## [Dataset listings of figures]
□ □ □
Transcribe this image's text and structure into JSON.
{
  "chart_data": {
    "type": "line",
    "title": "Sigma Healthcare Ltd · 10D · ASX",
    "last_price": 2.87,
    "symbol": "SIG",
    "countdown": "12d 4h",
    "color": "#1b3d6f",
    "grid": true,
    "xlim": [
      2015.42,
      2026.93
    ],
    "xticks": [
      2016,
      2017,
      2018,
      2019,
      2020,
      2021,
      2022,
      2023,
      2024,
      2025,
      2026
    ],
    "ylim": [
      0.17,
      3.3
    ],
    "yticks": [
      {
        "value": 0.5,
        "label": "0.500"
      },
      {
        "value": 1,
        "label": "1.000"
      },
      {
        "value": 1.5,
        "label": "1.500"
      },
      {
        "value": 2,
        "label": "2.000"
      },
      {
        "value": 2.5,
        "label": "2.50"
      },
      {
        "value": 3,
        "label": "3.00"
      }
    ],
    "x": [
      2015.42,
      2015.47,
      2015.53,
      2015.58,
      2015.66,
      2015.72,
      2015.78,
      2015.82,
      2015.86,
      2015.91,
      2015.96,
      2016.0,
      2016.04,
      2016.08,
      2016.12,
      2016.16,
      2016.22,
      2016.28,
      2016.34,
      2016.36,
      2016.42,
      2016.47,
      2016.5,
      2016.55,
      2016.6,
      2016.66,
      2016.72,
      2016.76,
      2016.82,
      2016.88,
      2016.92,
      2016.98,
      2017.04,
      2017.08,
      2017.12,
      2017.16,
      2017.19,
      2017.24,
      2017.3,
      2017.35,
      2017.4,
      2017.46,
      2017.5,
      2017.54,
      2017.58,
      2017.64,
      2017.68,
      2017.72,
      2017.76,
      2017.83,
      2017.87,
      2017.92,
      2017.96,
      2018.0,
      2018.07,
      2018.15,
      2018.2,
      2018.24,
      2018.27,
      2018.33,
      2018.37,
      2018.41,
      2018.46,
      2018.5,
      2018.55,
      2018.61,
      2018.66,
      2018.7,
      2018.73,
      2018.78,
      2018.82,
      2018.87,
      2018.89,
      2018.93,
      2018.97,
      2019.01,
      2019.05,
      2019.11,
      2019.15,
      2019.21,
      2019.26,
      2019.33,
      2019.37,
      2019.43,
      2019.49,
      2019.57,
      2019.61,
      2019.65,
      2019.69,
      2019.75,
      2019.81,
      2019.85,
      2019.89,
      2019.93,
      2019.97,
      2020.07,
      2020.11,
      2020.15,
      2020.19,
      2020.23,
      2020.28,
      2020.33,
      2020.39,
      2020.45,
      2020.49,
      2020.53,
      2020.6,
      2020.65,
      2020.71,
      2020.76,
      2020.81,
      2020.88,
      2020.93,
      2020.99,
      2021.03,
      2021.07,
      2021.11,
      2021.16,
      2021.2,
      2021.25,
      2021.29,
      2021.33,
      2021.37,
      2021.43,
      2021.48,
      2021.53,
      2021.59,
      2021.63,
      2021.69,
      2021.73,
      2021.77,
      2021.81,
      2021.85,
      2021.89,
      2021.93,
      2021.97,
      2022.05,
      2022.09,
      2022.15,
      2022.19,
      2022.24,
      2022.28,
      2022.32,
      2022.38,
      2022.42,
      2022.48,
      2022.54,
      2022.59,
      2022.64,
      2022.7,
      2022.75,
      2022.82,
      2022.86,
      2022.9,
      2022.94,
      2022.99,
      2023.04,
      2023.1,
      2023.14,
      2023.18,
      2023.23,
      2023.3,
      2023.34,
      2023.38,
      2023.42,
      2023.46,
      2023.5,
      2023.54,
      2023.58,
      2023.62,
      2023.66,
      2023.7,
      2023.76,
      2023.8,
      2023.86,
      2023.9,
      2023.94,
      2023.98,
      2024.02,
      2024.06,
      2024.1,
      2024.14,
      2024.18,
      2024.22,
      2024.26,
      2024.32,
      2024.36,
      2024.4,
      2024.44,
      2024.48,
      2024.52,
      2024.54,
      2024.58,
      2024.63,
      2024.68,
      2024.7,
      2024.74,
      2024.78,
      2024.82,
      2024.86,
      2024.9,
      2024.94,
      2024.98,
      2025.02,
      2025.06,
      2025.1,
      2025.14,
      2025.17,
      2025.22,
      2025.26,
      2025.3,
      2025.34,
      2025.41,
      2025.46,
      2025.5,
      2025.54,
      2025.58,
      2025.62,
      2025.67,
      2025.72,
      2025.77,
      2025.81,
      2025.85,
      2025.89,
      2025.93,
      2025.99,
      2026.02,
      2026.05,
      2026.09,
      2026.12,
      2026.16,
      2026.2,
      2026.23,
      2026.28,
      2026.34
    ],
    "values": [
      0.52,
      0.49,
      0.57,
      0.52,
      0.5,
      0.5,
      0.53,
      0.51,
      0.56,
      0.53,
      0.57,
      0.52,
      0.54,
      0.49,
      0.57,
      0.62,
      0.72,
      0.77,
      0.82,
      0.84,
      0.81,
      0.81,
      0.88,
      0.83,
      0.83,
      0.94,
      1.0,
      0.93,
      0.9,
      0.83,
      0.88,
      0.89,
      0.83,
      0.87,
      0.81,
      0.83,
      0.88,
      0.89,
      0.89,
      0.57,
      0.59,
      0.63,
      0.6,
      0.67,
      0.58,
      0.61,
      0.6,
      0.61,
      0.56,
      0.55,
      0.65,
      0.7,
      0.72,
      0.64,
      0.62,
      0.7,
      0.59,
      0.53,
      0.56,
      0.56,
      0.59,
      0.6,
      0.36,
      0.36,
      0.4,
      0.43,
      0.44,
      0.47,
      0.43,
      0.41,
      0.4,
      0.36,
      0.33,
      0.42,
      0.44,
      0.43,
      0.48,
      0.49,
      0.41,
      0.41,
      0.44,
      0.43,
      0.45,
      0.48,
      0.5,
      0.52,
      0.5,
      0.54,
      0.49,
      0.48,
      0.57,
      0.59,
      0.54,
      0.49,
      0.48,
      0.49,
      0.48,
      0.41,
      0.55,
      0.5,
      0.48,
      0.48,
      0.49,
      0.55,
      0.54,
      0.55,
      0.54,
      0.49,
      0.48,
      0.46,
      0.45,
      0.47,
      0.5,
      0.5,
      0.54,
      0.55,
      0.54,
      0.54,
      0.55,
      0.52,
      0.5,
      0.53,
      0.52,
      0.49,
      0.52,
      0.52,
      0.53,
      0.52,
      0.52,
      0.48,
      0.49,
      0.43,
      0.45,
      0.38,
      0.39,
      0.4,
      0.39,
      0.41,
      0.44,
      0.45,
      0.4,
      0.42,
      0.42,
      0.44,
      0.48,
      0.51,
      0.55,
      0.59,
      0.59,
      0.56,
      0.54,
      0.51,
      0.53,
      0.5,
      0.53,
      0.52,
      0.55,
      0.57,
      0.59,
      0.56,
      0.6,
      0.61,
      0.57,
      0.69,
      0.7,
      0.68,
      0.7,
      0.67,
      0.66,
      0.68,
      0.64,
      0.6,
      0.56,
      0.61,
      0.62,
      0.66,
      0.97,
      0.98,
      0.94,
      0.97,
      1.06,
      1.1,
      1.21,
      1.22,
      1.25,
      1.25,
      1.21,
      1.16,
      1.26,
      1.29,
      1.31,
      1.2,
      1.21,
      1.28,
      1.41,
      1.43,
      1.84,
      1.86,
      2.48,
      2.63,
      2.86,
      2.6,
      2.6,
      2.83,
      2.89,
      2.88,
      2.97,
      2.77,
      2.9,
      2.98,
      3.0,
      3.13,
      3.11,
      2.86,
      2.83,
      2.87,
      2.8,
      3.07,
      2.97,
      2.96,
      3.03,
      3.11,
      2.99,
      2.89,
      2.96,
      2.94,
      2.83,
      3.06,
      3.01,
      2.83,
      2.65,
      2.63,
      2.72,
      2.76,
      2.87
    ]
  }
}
□ □ □
## [What is expected]
Extract the full listing above without alteration.

## [Solution for this exercise]
Transcribe this image's text and structure into JSON.
{
  "chart_data": {
    "type": "line",
    "title": "Sigma Healthcare Ltd · 10D · ASX",
    "last_price": 2.87,
    "symbol": "SIG",
    "countdown": "12d 4h",
    "color": "#1b3d6f",
    "grid": true,
    "xlim": [
      2015.42,
      2026.93
    ],
    "xticks": [
      2016,
      2017,
      2018,
      2019,
      2020,
      2021,
      2022,
      2023,
      2024,
      2025,
      2026
    ],
    "ylim": [
      0.17,
      3.3
    ],
    "yticks": [
      {
        "value": 0.5,
        "label": "0.500"
      },
      {
        "value": 1,
        "label": "1.000"
      },
      {
        "value": 1.5,
        "label": "1.500"
      },
      {
        "value": 2,
        "label": "2.000"
      },
      {
        "value": 2.5,
        "label": "2.50"
      },
      {
        "value": 3,
        "label": "3.00"
      }
    ],
    "x": [
      2015.42,
      2015.47,
      2015.53,
      2015.58,
      2015.66,
      2015.72,
      2015.78,
      2015.82,
      2015.86,
      2015.91,
      2015.96,
      2016.0,
      2016.04,
      2016.08,
      2016.12,
      2016.16,
      2016.22,
      2016.28,
      2016.34,
      2016.36,
      2016.42,
      2016.47,
      2016.5,
      2016.55,
      2016.6,
      2016.66,
      2016.72,
      2016.76,
      2016.82,
      2016.88,
      2016.92,
      2016.98,
      2017.04,
      2017.08,
      2017.12,
      2017.16,
      2017.19,
      2017.24,
      2017.3,
      2017.35,
      2017.4,
      2017.46,
      2017.5,
      2017.54,
      2017.58,
      2017.64,
      2017.68,
      2017.72,
      2017.76,
      2017.83,
      2017.87,
      2017.92,
      2017.96,
      2018.0,
      2018.07,
      2018.15,
      2018.2,
      2018.24,
      2018.27,
      2018.33,
      2018.37,
      2018.41,
      2018.46,
      2018.5,
      2018.55,
      2018.61,
      2018.66,
      2018.7,
      2018.73,
      2018.78,
      2018.82,
      2018.87,
      2018.89,
      2018.93,
      2018.97,
      2019.01,
      2019.05,
      2019.11,
      2019.15,
      2019.21,
      2019.26,
      2019.33,
      2019.37,
      2019.43,
      2019.49,
      2019.57,
      2019.61,
      2019.65,
      2019.69,
      2019.75,
      2019.81,
      2019.85,
      2019.89,
      2019.93,
      2019.97,
      2020.07,
      2020.11,
      2020.15,
      2020.19,
      2020.23,
      2020.28,
      2020.33,
      2020.39,
      2020.45,
      2020.49,
      2020.53,
      2020.6,
      2020.65,
      2020.71,
      2020.76,
      2020.81,
      2020.88,
      2020.93,
      2020.99,
      2021.03,
      2021.07,
      2021.11,
      2021.16,
      2021.2,
      2021.25,
      2021.29,
      2021.33,
      2021.37,
      2021.43,
      2021.48,
      2021.53,
      2021.59,
      2021.63,
      2021.69,
      2021.73,
      2021.77,
      2021.81,
      2021.85,
      2021.89,
      2021.93,
      2021.97,
      2022.05,
      2022.09,
      2022.15,
      2022.19,
      2022.24,
      2022.28,
      2022.32,
      2022.38,
      2022.42,
      2022.48,
      2022.54,
      2022.59,
      2022.64,
      2022.7,
      2022.75,
      2022.82,
      2022.86,
      2022.9,
      2022.94,
      2022.99,
      2023.04,
      2023.1,
      2023.14,
      2023.18,
      2023.23,
      2023.3,
      2023.34,
      2023.38,
      2023.42,
      2023.46,
      2023.5,
      2023.54,
      2023.58,
      2023.62,
      2023.66,
      2023.7,
      2023.76,
      2023.8,
      2023.86,
      2023.9,
      2023.94,
      2023.98,
      2024.02,
      2024.06,
      2024.1,
      2024.14,
      2024.18,
      2024.22,
      2024.26,
      2024.32,
      2024.36,
      2024.4,
      2024.44,
      2024.48,
      2024.52,
      2024.54,
      2024.58,
      2024.63,
      2024.68,
      2024.7,
      2024.74,
      2024.78,
      2024.82,
      2024.86,
      2024.9,
      2024.94,
      2024.98,
      2025.02,
      2025.06,
      2025.1,
      2025.14,
      2025.17,
      2025.22,
      2025.26,
      2025.3,
      2025.34,
      2025.41,
      2025.46,
      2025.5,
      2025.54,
      2025.58,
      2025.62,
      2025.67,
      2025.72,
      2025.77,
      2025.81,
      2025.85,
      2025.89,
      2025.93,
      2025.99,
      2026.02,
      2026.05,
      2026.09,
      2026.12,
      2026.16,
      2026.2,
      2026.23,
      2026.28,
      2026.34
    ],
    "values": [
      0.52,
      0.49,
      0.57,
      0.52,
      0.5,
      0.5,
      0.53,
      0.51,
      0.56,
      0.53,
      0.57,
      0.52,
      0.54,
      0.49,
      0.57,
      0.62,
      0.72,
      0.77,
      0.82,
      0.84,
      0.81,
      0.81,
      0.88,
      0.83,
      0.83,
      0.94,
      1.0,
      0.93,
      0.9,
      0.83,
      0.88,
      0.89,
      0.83,
      0.87,
      0.81,
      0.83,
      0.88,
      0.89,
      0.89,
      0.57,
      0.59,
      0.63,
      0.6,
      0.67,
      0.58,
      0.61,
      0.6,
      0.61,
      0.56,
      0.55,
      0.65,
      0.7,
      0.72,
      0.64,
      0.62,
      0.7,
      0.59,
      0.53,
      0.56,
      0.56,
      0.59,
      0.6,
      0.36,
      0.36,
      0.4,
      0.43,
      0.44,
      0.47,
      0.43,
      0.41,
      0.4,
      0.36,
      0.33,
      0.42,
      0.44,
      0.43,
      0.48,
      0.49,
      0.41,
      0.41,
      0.44,
      0.43,
      0.45,
      0.48,
      0.5,
      0.52,
      0.5,
      0.54,
      0.49,
      0.48,
      0.57,
      0.59,
      0.54,
      0.49,
      0.48,
      0.49,
      0.48,
      0.41,
      0.55,
      0.5,
      0.48,
      0.48,
      0.49,
      0.55,
      0.54,
      0.55,
      0.54,
      0.49,
      0.48,
      0.46,
      0.45,
      0.47,
      0.5,
      0.5,
      0.54,
      0.55,
      0.54,
      0.54,
      0.55,
      0.52,
      0.5,
      0.53,
      0.52,
      0.49,
      0.52,
      0.52,
      0.53,
      0.52,
      0.52,
      0.48,
      0.49,
      0.43,
      0.45,
      0.38,
      0.39,
      0.4,
      0.39,
      0.41,
      0.44,
      0.45,
      0.4,
      0.42,
      0.42,
      0.44,
      0.48,
      0.51,
      0.55,
      0.59,
      0.59,
      0.56,
      0.54,
      0.51,
      0.53,
      0.5,
      0.53,
      0.52,
      0.55,
      0.57,
      0.59,
      0.56,
      0.6,
      0.61,
      0.57,
      0.69,
      0.7,
      0.68,
      0.7,
      0.67,
      0.66,
      0.68,
      0.64,
      0.6,
      0.56,
      0.61,
      0.62,
      0.66,
      0.97,
      0.98,
      0.94,
      0.97,
      1.06,
      1.1,
      1.21,
      1.22,
      1.25,
      1.25,
      1.21,
      1.16,
      1.26,
      1.29,
      1.31,
      1.2,
      1.21,
      1.28,
      1.41,
      1.43,
      1.84,
      1.86,
      2.48,
      2.63,
      2.86,
      2.6,
      2.6,
      2.83,
      2.89,
      2.88,
      2.97,
      2.77,
      2.9,
      2.98,
      3.0,
      3.13,
      3.11,
      2.86,
      2.83,
      2.87,
      2.8,
      3.07,
      2.97,
      2.96,
      3.03,
      3.11,
      2.99,
      2.89,
      2.96,
      2.94,
      2.83,
      3.06,
      3.01,
      2.83,
      2.65,
      2.63,
      2.72,
      2.76,
      2.87
    ]
  }
}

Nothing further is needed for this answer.